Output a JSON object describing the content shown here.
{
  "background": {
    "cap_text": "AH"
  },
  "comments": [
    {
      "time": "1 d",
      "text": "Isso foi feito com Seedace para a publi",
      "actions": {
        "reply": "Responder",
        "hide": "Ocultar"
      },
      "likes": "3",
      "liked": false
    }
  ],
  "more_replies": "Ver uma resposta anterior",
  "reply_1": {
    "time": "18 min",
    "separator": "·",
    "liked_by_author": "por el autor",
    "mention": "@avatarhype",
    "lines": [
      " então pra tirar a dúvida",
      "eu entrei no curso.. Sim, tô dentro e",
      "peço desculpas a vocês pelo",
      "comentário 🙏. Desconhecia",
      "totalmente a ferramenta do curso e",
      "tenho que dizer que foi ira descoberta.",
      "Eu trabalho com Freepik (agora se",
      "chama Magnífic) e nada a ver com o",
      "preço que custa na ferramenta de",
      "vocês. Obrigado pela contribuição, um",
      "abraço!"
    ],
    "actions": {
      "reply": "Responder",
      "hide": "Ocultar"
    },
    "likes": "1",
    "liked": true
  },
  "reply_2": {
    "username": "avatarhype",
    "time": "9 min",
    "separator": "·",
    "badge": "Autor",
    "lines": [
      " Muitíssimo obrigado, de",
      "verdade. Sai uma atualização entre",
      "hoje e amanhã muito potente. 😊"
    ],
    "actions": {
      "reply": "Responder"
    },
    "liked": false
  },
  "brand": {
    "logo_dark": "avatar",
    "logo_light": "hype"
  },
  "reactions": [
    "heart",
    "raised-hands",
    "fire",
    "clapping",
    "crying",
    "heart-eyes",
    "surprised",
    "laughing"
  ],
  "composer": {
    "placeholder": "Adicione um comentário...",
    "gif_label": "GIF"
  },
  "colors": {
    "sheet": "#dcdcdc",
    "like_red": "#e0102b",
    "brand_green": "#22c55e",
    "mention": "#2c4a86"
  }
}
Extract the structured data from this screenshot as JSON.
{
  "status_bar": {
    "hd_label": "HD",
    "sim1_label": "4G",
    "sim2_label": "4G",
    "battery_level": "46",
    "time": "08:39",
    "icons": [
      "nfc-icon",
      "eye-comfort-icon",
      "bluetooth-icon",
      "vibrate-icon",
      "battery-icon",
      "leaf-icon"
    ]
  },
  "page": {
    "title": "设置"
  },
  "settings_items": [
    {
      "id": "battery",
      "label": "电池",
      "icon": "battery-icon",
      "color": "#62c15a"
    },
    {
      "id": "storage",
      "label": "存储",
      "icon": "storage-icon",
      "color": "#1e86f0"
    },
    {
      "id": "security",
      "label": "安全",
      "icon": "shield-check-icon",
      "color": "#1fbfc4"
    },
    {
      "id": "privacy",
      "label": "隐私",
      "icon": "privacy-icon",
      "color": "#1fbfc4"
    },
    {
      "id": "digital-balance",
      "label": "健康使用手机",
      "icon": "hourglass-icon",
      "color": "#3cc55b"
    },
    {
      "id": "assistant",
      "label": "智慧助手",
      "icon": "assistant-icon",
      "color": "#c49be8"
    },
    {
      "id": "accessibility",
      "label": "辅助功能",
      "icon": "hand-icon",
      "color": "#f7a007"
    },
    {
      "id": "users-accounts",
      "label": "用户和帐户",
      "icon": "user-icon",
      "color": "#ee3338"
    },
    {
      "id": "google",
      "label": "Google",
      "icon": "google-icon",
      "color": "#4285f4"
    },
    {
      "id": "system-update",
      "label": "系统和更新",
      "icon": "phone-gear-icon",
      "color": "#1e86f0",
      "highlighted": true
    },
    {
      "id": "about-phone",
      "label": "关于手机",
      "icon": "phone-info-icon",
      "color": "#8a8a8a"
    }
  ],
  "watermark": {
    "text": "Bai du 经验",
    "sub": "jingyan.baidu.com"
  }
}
■ ■ ■
Your goal:
Each line above must be reproduced exactly as it stands.

Response below:
Output a JSON object describing the content shown here.
{
  "background": {
    "cap_text": "AH"
  },
  "comments": [
    {
      "time": "1 d",
      "text": "Isso foi feito com Seedace para a publi",
      "actions": {
        "reply": "Responder",
        "hide": "Ocultar"
      },
      "likes": "3",
      "liked": false
    }
  ],
  "more_replies": "Ver uma resposta anterior",
  "reply_1": {
    "time": "18 min",
    "separator": "·",
    "liked_by_author": "por el autor",
    "mention": "@avatarhype",
    "lines": [
      " então pra tirar a dúvida",
      "eu entrei no curso.. Sim, tô dentro e",
      "peço desculpas a vocês pelo",
      "comentário 🙏. Desconhecia",
      "totalmente a ferramenta do curso e",
      "tenho que dizer que foi ira descoberta.",
      "Eu trabalho com Freepik (agora se",
      "chama Magnífic) e nada a ver com o",
      "preço que custa na ferramenta de",
      "vocês. Obrigado pela contribuição, um",
      "abraço!"
    ],
    "actions": {
      "reply": "Responder",
      "hide": "Ocultar"
    },
    "likes": "1",
    "liked": true
  },
  "reply_2": {
    "username": "avatarhype",
    "time": "9 min",
    "separator": "·",
    "badge": "Autor",
    "lines": [
      " Muitíssimo obrigado, de",
      "verdade. Sai uma atualização entre",
      "hoje e amanhã muito potente. 😊"
    ],
    "actions": {
      "reply": "Responder"
    },
    "liked": false
  },
  "brand": {
    "logo_dark": "avatar",
    "logo_light": "hype"
  },
  "reactions": [
    "heart",
    "raised-hands",
    "fire",
    "clapping",
    "crying",
    "heart-eyes",
    "surprised",
    "laughing"
  ],
  "composer": {
    "placeholder": "Adicione um comentário...",
    "gif_label": "GIF"
  },
  "colors": {
    "sheet": "#dcdcdc",
    "like_red": "#e0102b",
    "brand_green": "#22c55e",
    "mention": "#2c4a86"
  }
}
Extract the structured data from this screenshot as JSON.
{
  "status_bar": {
    "hd_label": "HD",
    "sim1_label": "4G",
    "sim2_label": "4G",
    "battery_level": "46",
    "time": "08:39",
    "icons": [
      "nfc-icon",
      "eye-comfort-icon",
      "bluetooth-icon",
      "vibrate-icon",
      "battery-icon",
      "leaf-icon"
    ]
  },
  "page": {
    "title": "设置"
  },
  "settings_items": [
    {
      "id": "battery",
      "label": "电池",
      "icon": "battery-icon",
      "color": "#62c15a"
    },
    {
      "id": "storage",
      "label": "存储",
      "icon": "storage-icon",
      "color": "#1e86f0"
    },
    {
      "id": "security",
      "label": "安全",
      "icon": "shield-check-icon",
      "color": "#1fbfc4"
    },
    {
      "id": "privacy",
      "label": "隐私",
      "icon": "privacy-icon",
      "color": "#1fbfc4"
    },
    {
      "id": "digital-balance",
      "label": "健康使用手机",
      "icon": "hourglass-icon",
      "color": "#3cc55b"
    },
    {
      "id": "assistant",
      "label": "智慧助手",
      "icon": "assistant-icon",
      "color": "#c49be8"
    },
    {
      "id": "accessibility",
      "label": "辅助功能",
      "icon": "hand-icon",
      "color": "#f7a007"
    },
    {
      "id": "users-accounts",
      "label": "用户和帐户",
      "icon": "user-icon",
      "color": "#ee3338"
    },
    {
      "id": "google",
      "label": "Google",
      "icon": "google-icon",
      "color": "#4285f4"
    },
    {
      "id": "system-update",
      "label": "系统和更新",
      "icon": "phone-gear-icon",
      "color": "#1e86f0",
      "highlighted": true
    },
    {
      "id": "about-phone",
      "label": "关于手机",
      "icon": "phone-info-icon",
      "color": "#8a8a8a"
    }
  ],
  "watermark": {
    "text": "Bai du 经验",
    "sub": "jingyan.baidu.com"
  }
}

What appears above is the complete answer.